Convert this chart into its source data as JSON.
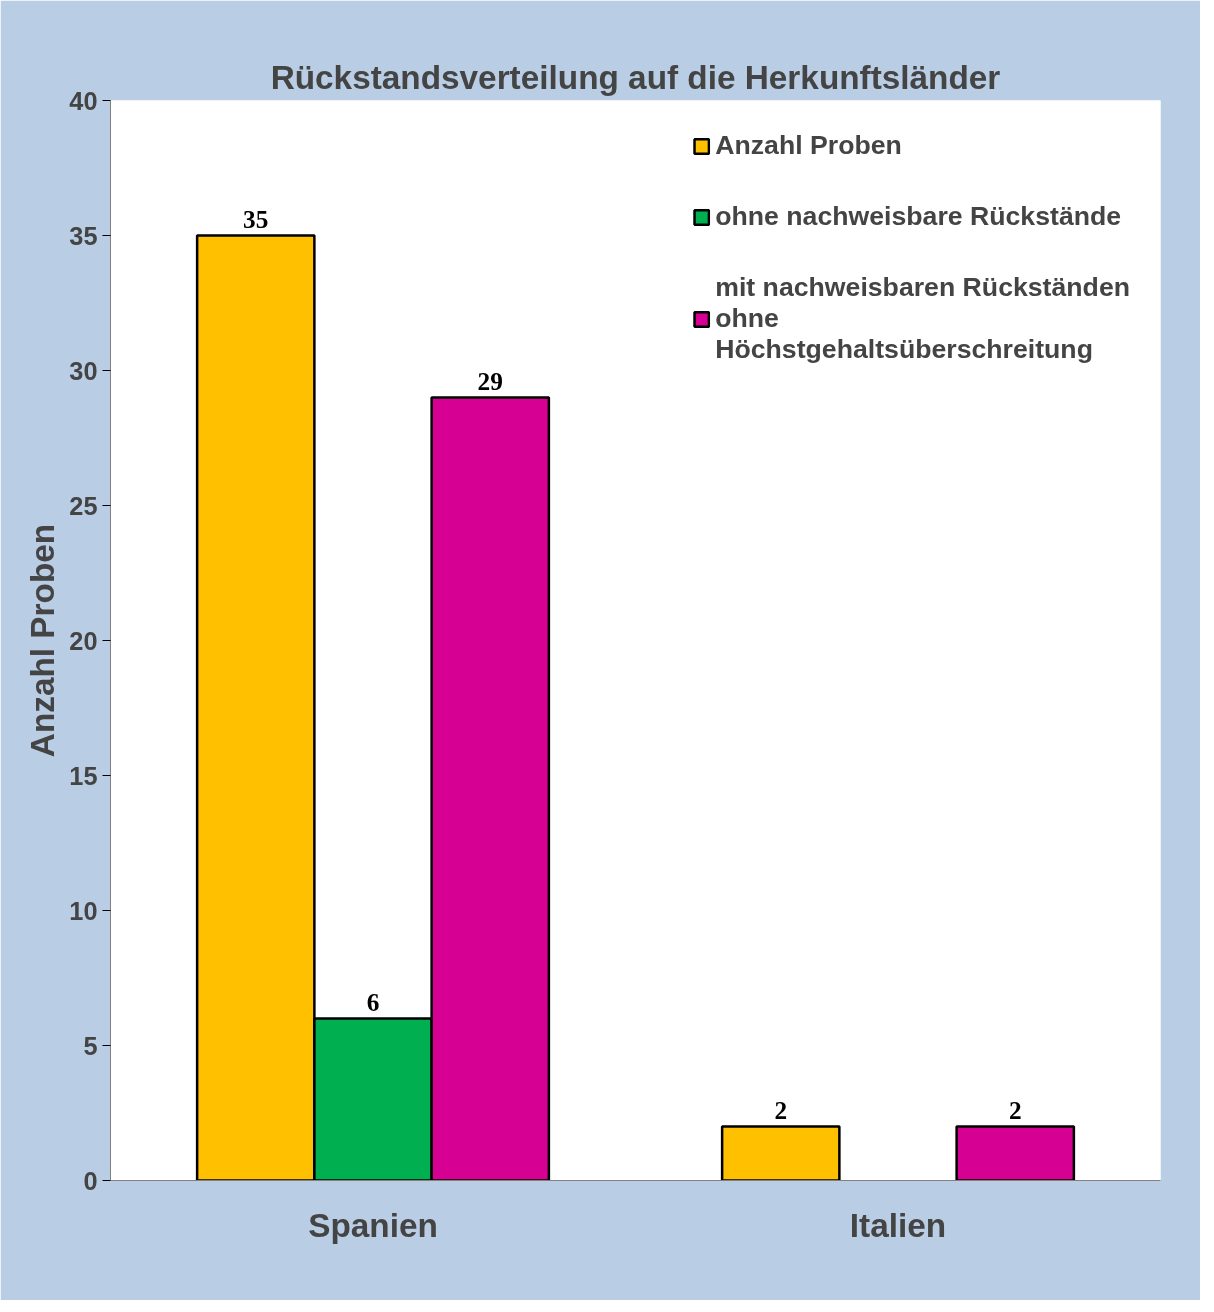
{
  "chart_data": {
    "type": "bar",
    "title": "Rückstandsverteilung auf die Herkunftsländer",
    "ylabel": "Anzahl Proben",
    "categories": [
      "Spanien",
      "Italien"
    ],
    "series": [
      {
        "name": "Anzahl Proben",
        "color": "#ffc000",
        "values": [
          35,
          2
        ]
      },
      {
        "name": "ohne nachweisbare Rückstände",
        "color": "#00b050",
        "values": [
          6,
          null
        ]
      },
      {
        "name": "mit nachweisbaren Rückständen ohne Höchstgehaltsüberschreitung",
        "color": "#d60093",
        "values": [
          29,
          2
        ]
      }
    ],
    "ylim": [
      0,
      40
    ],
    "yticks": [
      0,
      5,
      10,
      15,
      20,
      25,
      30,
      35,
      40
    ],
    "data_labels": true,
    "legend": "top right",
    "grid": false
  }
}
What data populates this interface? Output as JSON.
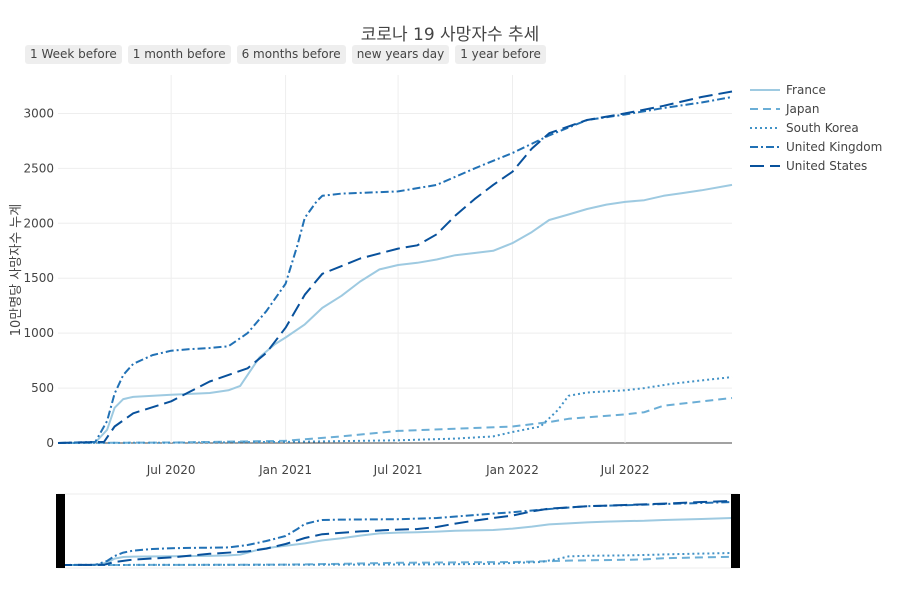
{
  "title": "코로나 19 사망자수 추세",
  "range_buttons": [
    "1 Week before",
    "1 month before",
    "6 months before",
    "new years day",
    "1 year before"
  ],
  "colors": {
    "France": "#9ecae1",
    "Japan": "#6baed6",
    "South Korea": "#4292c6",
    "United Kingdom": "#2171b5",
    "United States": "#08519c"
  },
  "chart_data": {
    "type": "line",
    "title": "코로나 19 사망자수 추세",
    "xlabel": "",
    "ylabel": "10만명당 사망자수 누계",
    "x_range": [
      "2020-01-01",
      "2022-12-20"
    ],
    "ylim": [
      -20,
      3350
    ],
    "y_ticks": [
      0,
      500,
      1000,
      1500,
      2000,
      2500,
      3000
    ],
    "y_tick_labels": [
      "0",
      "500",
      "1000",
      "1500",
      "2000",
      "2500",
      "3000"
    ],
    "x_ticks": [
      "2020-07-01",
      "2021-01-01",
      "2021-07-01",
      "2022-01-01",
      "2022-07-01"
    ],
    "x_tick_labels": [
      "Jul 2020",
      "Jan 2021",
      "Jul 2021",
      "Jan 2022",
      "Jul 2022"
    ],
    "grid": true,
    "legend_position": "right",
    "rangeslider": true,
    "series": [
      {
        "name": "France",
        "dash": "solid",
        "x": [
          "2020-01-01",
          "2020-03-01",
          "2020-03-20",
          "2020-04-01",
          "2020-04-15",
          "2020-05-01",
          "2020-07-01",
          "2020-09-01",
          "2020-10-01",
          "2020-10-20",
          "2020-11-01",
          "2020-11-20",
          "2020-12-15",
          "2021-01-01",
          "2021-02-01",
          "2021-03-01",
          "2021-04-01",
          "2021-05-01",
          "2021-06-01",
          "2021-07-01",
          "2021-08-01",
          "2021-09-01",
          "2021-10-01",
          "2021-11-01",
          "2021-12-01",
          "2022-01-01",
          "2022-02-01",
          "2022-03-01",
          "2022-04-01",
          "2022-05-01",
          "2022-06-01",
          "2022-07-01",
          "2022-08-01",
          "2022-09-01",
          "2022-10-01",
          "2022-11-01",
          "2022-12-20"
        ],
        "y": [
          0,
          5,
          120,
          320,
          400,
          420,
          440,
          455,
          480,
          520,
          620,
          780,
          900,
          960,
          1080,
          1230,
          1340,
          1470,
          1580,
          1620,
          1640,
          1670,
          1710,
          1730,
          1750,
          1820,
          1920,
          2030,
          2080,
          2130,
          2170,
          2195,
          2210,
          2250,
          2275,
          2300,
          2350
        ]
      },
      {
        "name": "Japan",
        "dash": "dash",
        "x": [
          "2020-01-01",
          "2020-07-01",
          "2021-01-01",
          "2021-04-01",
          "2021-07-01",
          "2021-10-01",
          "2022-01-01",
          "2022-03-01",
          "2022-04-01",
          "2022-07-01",
          "2022-08-01",
          "2022-09-01",
          "2022-12-20"
        ],
        "y": [
          0,
          5,
          20,
          60,
          110,
          130,
          150,
          190,
          220,
          260,
          280,
          340,
          410
        ]
      },
      {
        "name": "South Korea",
        "dash": "dot",
        "x": [
          "2020-01-01",
          "2020-07-01",
          "2021-01-01",
          "2021-07-01",
          "2021-10-01",
          "2021-12-01",
          "2022-01-01",
          "2022-02-15",
          "2022-03-15",
          "2022-04-01",
          "2022-05-01",
          "2022-07-01",
          "2022-08-01",
          "2022-09-15",
          "2022-11-01",
          "2022-12-20"
        ],
        "y": [
          0,
          3,
          10,
          25,
          40,
          60,
          100,
          150,
          300,
          430,
          460,
          480,
          500,
          540,
          570,
          600
        ]
      },
      {
        "name": "United Kingdom",
        "dash": "dashdot",
        "x": [
          "2020-01-01",
          "2020-03-01",
          "2020-03-20",
          "2020-04-01",
          "2020-04-15",
          "2020-05-01",
          "2020-06-01",
          "2020-07-01",
          "2020-08-01",
          "2020-09-01",
          "2020-10-01",
          "2020-11-01",
          "2020-12-01",
          "2021-01-01",
          "2021-01-20",
          "2021-02-01",
          "2021-02-20",
          "2021-03-01",
          "2021-04-01",
          "2021-07-01",
          "2021-09-01",
          "2021-11-01",
          "2022-01-01",
          "2022-03-01",
          "2022-05-01",
          "2022-07-01",
          "2022-09-01",
          "2022-11-01",
          "2022-12-20"
        ],
        "y": [
          0,
          10,
          200,
          450,
          620,
          720,
          800,
          840,
          855,
          865,
          880,
          1000,
          1200,
          1450,
          1800,
          2050,
          2200,
          2250,
          2270,
          2290,
          2350,
          2500,
          2640,
          2800,
          2940,
          2990,
          3050,
          3100,
          3150
        ]
      },
      {
        "name": "United States",
        "dash": "longdash",
        "x": [
          "2020-01-01",
          "2020-03-15",
          "2020-04-01",
          "2020-05-01",
          "2020-07-01",
          "2020-09-01",
          "2020-11-01",
          "2020-12-01",
          "2021-01-01",
          "2021-02-01",
          "2021-03-01",
          "2021-05-01",
          "2021-07-01",
          "2021-08-01",
          "2021-09-01",
          "2021-10-01",
          "2021-11-01",
          "2021-12-01",
          "2022-01-01",
          "2022-02-01",
          "2022-03-01",
          "2022-05-01",
          "2022-07-01",
          "2022-09-01",
          "2022-11-01",
          "2022-12-20"
        ],
        "y": [
          0,
          10,
          150,
          270,
          380,
          560,
          680,
          820,
          1050,
          1350,
          1540,
          1680,
          1770,
          1800,
          1900,
          2070,
          2220,
          2350,
          2470,
          2680,
          2820,
          2940,
          3000,
          3070,
          3150,
          3200
        ]
      }
    ]
  }
}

----

Copy the entries above faithfully and omit every image.

TASK ANSWER ->
Convert this chart into its source data as JSON.
{
  "chart_data": {
    "type": "bar",
    "title": "Rückstandsverteilung auf die Herkunftsländer",
    "ylabel": "Anzahl Proben",
    "categories": [
      "Spanien",
      "Italien"
    ],
    "series": [
      {
        "name": "Anzahl Proben",
        "color": "#ffc000",
        "values": [
          35,
          2
        ]
      },
      {
        "name": "ohne nachweisbare Rückstände",
        "color": "#00b050",
        "values": [
          6,
          null
        ]
      },
      {
        "name": "mit nachweisbaren Rückständen ohne Höchstgehaltsüberschreitung",
        "color": "#d60093",
        "values": [
          29,
          2
        ]
      }
    ],
    "ylim": [
      0,
      40
    ],
    "yticks": [
      0,
      5,
      10,
      15,
      20,
      25,
      30,
      35,
      40
    ],
    "data_labels": true,
    "legend": "top right",
    "grid": false
  }
}
What data populates this interface? Output as JSON.
{
  "title": "코로나 19 사망자수 추세",
  "range_buttons": [
    "1 Week before",
    "1 month before",
    "6 months before",
    "new years day",
    "1 year before"
  ],
  "colors": {
    "France": "#9ecae1",
    "Japan": "#6baed6",
    "South Korea": "#4292c6",
    "United Kingdom": "#2171b5",
    "United States": "#08519c"
  },
  "chart_data": {
    "type": "line",
    "title": "코로나 19 사망자수 추세",
    "xlabel": "",
    "ylabel": "10만명당 사망자수 누계",
    "x_range": [
      "2020-01-01",
      "2022-12-20"
    ],
    "ylim": [
      -20,
      3350
    ],
    "y_ticks": [
      0,
      500,
      1000,
      1500,
      2000,
      2500,
      3000
    ],
    "y_tick_labels": [
      "0",
      "500",
      "1000",
      "1500",
      "2000",
      "2500",
      "3000"
    ],
    "x_ticks": [
      "2020-07-01",
      "2021-01-01",
      "2021-07-01",
      "2022-01-01",
      "2022-07-01"
    ],
    "x_tick_labels": [
      "Jul 2020",
      "Jan 2021",
      "Jul 2021",
      "Jan 2022",
      "Jul 2022"
    ],
    "grid": true,
    "legend_position": "right",
    "rangeslider": true,
    "series": [
      {
        "name": "France",
        "dash": "solid",
        "x": [
          "2020-01-01",
          "2020-03-01",
          "2020-03-20",
          "2020-04-01",
          "2020-04-15",
          "2020-05-01",
          "2020-07-01",
          "2020-09-01",
          "2020-10-01",
          "2020-10-20",
          "2020-11-01",
          "2020-11-20",
          "2020-12-15",
          "2021-01-01",
          "2021-02-01",
          "2021-03-01",
          "2021-04-01",
          "2021-05-01",
          "2021-06-01",
          "2021-07-01",
          "2021-08-01",
          "2021-09-01",
          "2021-10-01",
          "2021-11-01",
          "2021-12-01",
          "2022-01-01",
          "2022-02-01",
          "2022-03-01",
          "2022-04-01",
          "2022-05-01",
          "2022-06-01",
          "2022-07-01",
          "2022-08-01",
          "2022-09-01",
          "2022-10-01",
          "2022-11-01",
          "2022-12-20"
        ],
        "y": [
          0,
          5,
          120,
          320,
          400,
          420,
          440,
          455,
          480,
          520,
          620,
          780,
          900,
          960,
          1080,
          1230,
          1340,
          1470,
          1580,
          1620,
          1640,
          1670,
          1710,
          1730,
          1750,
          1820,
          1920,
          2030,
          2080,
          2130,
          2170,
          2195,
          2210,
          2250,
          2275,
          2300,
          2350
        ]
      },
      {
        "name": "Japan",
        "dash": "dash",
        "x": [
          "2020-01-01",
          "2020-07-01",
          "2021-01-01",
          "2021-04-01",
          "2021-07-01",
          "2021-10-01",
          "2022-01-01",
          "2022-03-01",
          "2022-04-01",
          "2022-07-01",
          "2022-08-01",
          "2022-09-01",
          "2022-12-20"
        ],
        "y": [
          0,
          5,
          20,
          60,
          110,
          130,
          150,
          190,
          220,
          260,
          280,
          340,
          410
        ]
      },
      {
        "name": "South Korea",
        "dash": "dot",
        "x": [
          "2020-01-01",
          "2020-07-01",
          "2021-01-01",
          "2021-07-01",
          "2021-10-01",
          "2021-12-01",
          "2022-01-01",
          "2022-02-15",
          "2022-03-15",
          "2022-04-01",
          "2022-05-01",
          "2022-07-01",
          "2022-08-01",
          "2022-09-15",
          "2022-11-01",
          "2022-12-20"
        ],
        "y": [
          0,
          3,
          10,
          25,
          40,
          60,
          100,
          150,
          300,
          430,
          460,
          480,
          500,
          540,
          570,
          600
        ]
      },
      {
        "name": "United Kingdom",
        "dash": "dashdot",
        "x": [
          "2020-01-01",
          "2020-03-01",
          "2020-03-20",
          "2020-04-01",
          "2020-04-15",
          "2020-05-01",
          "2020-06-01",
          "2020-07-01",
          "2020-08-01",
          "2020-09-01",
          "2020-10-01",
          "2020-11-01",
          "2020-12-01",
          "2021-01-01",
          "2021-01-20",
          "2021-02-01",
          "2021-02-20",
          "2021-03-01",
          "2021-04-01",
          "2021-07-01",
          "2021-09-01",
          "2021-11-01",
          "2022-01-01",
          "2022-03-01",
          "2022-05-01",
          "2022-07-01",
          "2022-09-01",
          "2022-11-01",
          "2022-12-20"
        ],
        "y": [
          0,
          10,
          200,
          450,
          620,
          720,
          800,
          840,
          855,
          865,
          880,
          1000,
          1200,
          1450,
          1800,
          2050,
          2200,
          2250,
          2270,
          2290,
          2350,
          2500,
          2640,
          2800,
          2940,
          2990,
          3050,
          3100,
          3150
        ]
      },
      {
        "name": "United States",
        "dash": "longdash",
        "x": [
          "2020-01-01",
          "2020-03-15",
          "2020-04-01",
          "2020-05-01",
          "2020-07-01",
          "2020-09-01",
          "2020-11-01",
          "2020-12-01",
          "2021-01-01",
          "2021-02-01",
          "2021-03-01",
          "2021-05-01",
          "2021-07-01",
          "2021-08-01",
          "2021-09-01",
          "2021-10-01",
          "2021-11-01",
          "2021-12-01",
          "2022-01-01",
          "2022-02-01",
          "2022-03-01",
          "2022-05-01",
          "2022-07-01",
          "2022-09-01",
          "2022-11-01",
          "2022-12-20"
        ],
        "y": [
          0,
          10,
          150,
          270,
          380,
          560,
          680,
          820,
          1050,
          1350,
          1540,
          1680,
          1770,
          1800,
          1900,
          2070,
          2220,
          2350,
          2470,
          2680,
          2820,
          2940,
          3000,
          3070,
          3150,
          3200
        ]
      }
    ]
  }
}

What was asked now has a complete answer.